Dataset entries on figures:
┄┄┄┄┄┄

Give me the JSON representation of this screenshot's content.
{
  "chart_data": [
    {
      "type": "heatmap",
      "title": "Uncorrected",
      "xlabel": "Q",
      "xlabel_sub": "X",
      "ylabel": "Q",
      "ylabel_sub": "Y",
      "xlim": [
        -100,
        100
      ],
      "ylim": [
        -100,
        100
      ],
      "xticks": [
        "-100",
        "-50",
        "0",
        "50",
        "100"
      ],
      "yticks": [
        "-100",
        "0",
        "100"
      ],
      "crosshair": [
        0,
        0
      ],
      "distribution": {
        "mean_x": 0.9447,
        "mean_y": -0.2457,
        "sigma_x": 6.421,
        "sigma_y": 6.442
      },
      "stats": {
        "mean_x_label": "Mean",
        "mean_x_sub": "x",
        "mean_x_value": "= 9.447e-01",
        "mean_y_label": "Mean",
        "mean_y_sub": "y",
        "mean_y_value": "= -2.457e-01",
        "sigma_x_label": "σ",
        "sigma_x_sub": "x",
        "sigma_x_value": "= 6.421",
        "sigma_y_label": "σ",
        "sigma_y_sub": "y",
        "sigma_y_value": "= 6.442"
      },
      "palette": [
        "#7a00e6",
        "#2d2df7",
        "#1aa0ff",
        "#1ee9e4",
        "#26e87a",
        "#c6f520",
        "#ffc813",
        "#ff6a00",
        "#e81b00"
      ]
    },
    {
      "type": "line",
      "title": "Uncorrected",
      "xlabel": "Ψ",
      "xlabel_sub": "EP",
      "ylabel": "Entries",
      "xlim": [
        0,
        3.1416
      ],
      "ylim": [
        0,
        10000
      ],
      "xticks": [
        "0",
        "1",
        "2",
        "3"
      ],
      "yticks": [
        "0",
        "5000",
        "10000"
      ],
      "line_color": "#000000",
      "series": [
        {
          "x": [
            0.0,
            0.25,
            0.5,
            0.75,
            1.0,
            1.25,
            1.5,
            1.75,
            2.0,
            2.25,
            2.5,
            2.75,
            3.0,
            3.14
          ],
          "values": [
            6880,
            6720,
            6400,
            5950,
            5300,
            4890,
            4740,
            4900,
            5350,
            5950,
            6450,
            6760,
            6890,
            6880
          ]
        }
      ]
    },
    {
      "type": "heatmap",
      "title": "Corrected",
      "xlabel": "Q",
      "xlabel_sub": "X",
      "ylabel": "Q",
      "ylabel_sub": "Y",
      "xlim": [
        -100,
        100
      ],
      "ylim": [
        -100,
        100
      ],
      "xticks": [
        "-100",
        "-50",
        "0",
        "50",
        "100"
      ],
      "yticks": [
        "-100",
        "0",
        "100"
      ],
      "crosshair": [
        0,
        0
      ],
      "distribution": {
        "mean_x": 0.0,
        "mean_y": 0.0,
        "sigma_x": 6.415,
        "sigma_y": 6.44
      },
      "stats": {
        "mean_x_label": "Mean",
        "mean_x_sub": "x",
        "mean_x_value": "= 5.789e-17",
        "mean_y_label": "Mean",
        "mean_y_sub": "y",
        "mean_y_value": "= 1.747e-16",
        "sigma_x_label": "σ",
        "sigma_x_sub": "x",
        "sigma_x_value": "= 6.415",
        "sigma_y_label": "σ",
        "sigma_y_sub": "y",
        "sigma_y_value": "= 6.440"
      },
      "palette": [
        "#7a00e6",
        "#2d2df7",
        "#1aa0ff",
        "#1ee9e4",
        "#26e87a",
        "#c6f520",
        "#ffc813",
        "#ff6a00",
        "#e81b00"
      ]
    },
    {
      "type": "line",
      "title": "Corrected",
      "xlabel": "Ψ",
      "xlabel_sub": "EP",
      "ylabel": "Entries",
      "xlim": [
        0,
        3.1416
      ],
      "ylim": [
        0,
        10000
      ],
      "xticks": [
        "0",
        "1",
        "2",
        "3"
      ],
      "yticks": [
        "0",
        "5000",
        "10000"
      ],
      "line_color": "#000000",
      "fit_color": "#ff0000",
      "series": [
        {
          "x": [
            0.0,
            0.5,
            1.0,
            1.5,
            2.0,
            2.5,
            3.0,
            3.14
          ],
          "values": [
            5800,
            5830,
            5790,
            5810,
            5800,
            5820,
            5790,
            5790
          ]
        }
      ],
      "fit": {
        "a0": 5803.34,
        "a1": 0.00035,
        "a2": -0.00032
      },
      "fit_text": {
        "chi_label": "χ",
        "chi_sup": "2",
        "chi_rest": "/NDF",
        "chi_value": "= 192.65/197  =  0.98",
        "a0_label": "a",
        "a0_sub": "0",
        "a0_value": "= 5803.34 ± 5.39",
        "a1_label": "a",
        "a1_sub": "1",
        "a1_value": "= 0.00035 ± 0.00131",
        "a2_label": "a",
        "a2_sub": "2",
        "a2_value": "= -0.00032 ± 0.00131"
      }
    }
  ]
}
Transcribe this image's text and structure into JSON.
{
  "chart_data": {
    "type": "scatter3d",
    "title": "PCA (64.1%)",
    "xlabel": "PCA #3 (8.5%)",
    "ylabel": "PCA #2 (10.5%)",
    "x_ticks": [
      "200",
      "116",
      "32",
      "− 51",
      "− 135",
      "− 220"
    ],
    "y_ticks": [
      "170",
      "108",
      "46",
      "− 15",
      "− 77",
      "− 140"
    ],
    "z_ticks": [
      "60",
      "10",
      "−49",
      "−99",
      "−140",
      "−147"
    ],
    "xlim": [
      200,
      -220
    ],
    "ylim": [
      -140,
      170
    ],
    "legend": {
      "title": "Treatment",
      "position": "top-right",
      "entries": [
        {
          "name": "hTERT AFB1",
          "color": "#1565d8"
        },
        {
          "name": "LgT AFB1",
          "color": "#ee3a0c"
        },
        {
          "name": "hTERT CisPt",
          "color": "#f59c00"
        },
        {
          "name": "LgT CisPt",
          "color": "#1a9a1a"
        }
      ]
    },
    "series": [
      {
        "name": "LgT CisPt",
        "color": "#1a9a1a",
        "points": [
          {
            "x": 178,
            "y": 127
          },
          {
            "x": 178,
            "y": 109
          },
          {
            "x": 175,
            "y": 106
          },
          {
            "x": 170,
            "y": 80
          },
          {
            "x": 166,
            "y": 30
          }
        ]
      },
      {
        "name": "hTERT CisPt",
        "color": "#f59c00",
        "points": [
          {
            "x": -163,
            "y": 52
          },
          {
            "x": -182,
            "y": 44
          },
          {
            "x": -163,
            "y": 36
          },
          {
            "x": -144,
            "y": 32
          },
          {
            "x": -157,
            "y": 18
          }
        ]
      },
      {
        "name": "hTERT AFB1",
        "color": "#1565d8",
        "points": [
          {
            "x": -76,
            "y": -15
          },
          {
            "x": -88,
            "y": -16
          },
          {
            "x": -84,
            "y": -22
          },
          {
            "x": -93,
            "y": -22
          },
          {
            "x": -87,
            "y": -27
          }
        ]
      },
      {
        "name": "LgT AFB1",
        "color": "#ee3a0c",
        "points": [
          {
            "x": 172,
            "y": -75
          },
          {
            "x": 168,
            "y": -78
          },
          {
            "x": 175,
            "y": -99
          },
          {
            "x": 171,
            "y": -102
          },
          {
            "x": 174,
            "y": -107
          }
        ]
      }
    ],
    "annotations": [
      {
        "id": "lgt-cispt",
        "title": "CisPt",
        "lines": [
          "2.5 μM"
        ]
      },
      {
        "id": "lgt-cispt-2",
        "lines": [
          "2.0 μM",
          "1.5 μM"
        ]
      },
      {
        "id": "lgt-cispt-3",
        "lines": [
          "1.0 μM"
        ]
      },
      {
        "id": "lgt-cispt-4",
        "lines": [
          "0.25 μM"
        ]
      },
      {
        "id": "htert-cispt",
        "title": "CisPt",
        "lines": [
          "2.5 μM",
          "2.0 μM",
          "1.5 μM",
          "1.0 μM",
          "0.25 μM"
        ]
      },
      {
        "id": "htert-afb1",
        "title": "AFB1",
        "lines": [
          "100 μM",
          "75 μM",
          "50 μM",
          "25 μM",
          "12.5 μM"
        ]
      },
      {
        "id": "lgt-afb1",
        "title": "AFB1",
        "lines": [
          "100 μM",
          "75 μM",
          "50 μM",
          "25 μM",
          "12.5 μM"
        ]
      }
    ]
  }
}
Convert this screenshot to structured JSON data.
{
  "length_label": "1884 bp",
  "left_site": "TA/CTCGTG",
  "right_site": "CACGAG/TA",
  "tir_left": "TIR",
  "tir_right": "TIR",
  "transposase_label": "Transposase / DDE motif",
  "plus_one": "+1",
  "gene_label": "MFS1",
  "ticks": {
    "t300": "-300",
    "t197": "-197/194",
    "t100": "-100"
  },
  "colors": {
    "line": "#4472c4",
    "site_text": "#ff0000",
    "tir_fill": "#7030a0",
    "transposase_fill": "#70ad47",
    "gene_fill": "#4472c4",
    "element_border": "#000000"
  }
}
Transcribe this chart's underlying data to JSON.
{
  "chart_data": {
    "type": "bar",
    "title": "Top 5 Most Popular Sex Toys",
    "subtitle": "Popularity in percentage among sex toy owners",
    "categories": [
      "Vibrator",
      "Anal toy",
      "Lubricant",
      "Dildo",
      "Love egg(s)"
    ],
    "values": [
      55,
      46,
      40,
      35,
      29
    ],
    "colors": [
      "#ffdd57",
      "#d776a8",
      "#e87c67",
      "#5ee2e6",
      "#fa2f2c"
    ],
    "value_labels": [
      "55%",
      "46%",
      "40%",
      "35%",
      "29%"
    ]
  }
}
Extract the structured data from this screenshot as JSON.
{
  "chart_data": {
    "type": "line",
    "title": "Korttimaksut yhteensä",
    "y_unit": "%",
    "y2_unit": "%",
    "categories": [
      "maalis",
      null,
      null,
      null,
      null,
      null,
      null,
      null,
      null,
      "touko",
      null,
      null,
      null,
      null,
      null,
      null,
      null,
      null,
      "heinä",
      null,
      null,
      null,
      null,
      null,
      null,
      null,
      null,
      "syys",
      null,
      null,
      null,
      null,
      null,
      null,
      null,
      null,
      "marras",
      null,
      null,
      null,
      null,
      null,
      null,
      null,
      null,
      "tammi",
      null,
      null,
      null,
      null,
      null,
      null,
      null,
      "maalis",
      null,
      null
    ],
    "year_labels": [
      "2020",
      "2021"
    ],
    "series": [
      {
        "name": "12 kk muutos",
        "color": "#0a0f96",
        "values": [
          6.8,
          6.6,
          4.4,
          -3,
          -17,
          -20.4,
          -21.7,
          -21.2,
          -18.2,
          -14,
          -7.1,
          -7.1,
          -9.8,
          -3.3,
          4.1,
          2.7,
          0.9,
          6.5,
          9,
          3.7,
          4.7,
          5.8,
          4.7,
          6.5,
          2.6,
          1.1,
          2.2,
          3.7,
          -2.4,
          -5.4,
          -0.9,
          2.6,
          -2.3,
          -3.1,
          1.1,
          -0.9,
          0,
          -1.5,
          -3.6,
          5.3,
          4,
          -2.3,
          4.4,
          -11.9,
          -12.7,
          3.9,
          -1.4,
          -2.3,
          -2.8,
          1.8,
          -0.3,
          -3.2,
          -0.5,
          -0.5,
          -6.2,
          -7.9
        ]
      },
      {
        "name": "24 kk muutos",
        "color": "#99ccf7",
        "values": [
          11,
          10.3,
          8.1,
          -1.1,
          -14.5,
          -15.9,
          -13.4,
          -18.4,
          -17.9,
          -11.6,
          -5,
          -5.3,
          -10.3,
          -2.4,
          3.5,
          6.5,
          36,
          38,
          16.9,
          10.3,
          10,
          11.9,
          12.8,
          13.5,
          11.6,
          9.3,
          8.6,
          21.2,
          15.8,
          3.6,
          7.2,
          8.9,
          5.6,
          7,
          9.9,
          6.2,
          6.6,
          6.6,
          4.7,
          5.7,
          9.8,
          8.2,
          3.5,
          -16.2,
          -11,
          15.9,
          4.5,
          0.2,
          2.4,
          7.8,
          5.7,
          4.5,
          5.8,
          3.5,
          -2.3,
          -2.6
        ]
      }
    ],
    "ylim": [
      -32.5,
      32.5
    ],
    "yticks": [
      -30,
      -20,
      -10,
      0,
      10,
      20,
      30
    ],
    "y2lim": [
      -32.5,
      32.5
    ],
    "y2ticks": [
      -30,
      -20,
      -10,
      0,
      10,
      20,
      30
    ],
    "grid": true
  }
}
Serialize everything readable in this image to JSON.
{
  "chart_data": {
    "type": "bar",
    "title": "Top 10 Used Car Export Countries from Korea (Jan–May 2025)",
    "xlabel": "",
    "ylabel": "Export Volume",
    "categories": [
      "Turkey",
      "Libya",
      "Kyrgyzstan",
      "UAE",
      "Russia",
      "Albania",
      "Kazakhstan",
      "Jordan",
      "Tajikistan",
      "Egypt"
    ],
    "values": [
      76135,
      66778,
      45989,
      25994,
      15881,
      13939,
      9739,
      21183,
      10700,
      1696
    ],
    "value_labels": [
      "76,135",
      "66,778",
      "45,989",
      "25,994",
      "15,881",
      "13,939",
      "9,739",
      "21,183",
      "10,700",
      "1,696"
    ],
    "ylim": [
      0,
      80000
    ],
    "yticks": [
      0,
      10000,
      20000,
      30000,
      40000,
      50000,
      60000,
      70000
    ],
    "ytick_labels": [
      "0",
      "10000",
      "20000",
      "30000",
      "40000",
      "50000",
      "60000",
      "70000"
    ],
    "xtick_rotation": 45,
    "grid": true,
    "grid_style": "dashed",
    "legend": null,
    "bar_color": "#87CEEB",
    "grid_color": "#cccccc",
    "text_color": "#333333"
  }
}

┄┄┄┄┄┄

Exercise prompt: Exactly repeat the lines from the line that contains "Serialize everything readable" to the end of the entries, both included, and leave out all other lines.

Answer for the task:
Serialize everything readable in this image to JSON.
{
  "chart_data": {
    "type": "bar",
    "title": "Top 10 Used Car Export Countries from Korea (Jan–May 2025)",
    "xlabel": "",
    "ylabel": "Export Volume",
    "categories": [
      "Turkey",
      "Libya",
      "Kyrgyzstan",
      "UAE",
      "Russia",
      "Albania",
      "Kazakhstan",
      "Jordan",
      "Tajikistan",
      "Egypt"
    ],
    "values": [
      76135,
      66778,
      45989,
      25994,
      15881,
      13939,
      9739,
      21183,
      10700,
      1696
    ],
    "value_labels": [
      "76,135",
      "66,778",
      "45,989",
      "25,994",
      "15,881",
      "13,939",
      "9,739",
      "21,183",
      "10,700",
      "1,696"
    ],
    "ylim": [
      0,
      80000
    ],
    "yticks": [
      0,
      10000,
      20000,
      30000,
      40000,
      50000,
      60000,
      70000
    ],
    "ytick_labels": [
      "0",
      "10000",
      "20000",
      "30000",
      "40000",
      "50000",
      "60000",
      "70000"
    ],
    "xtick_rotation": 45,
    "grid": true,
    "grid_style": "dashed",
    "legend": null,
    "bar_color": "#87CEEB",
    "grid_color": "#cccccc",
    "text_color": "#333333"
  }
}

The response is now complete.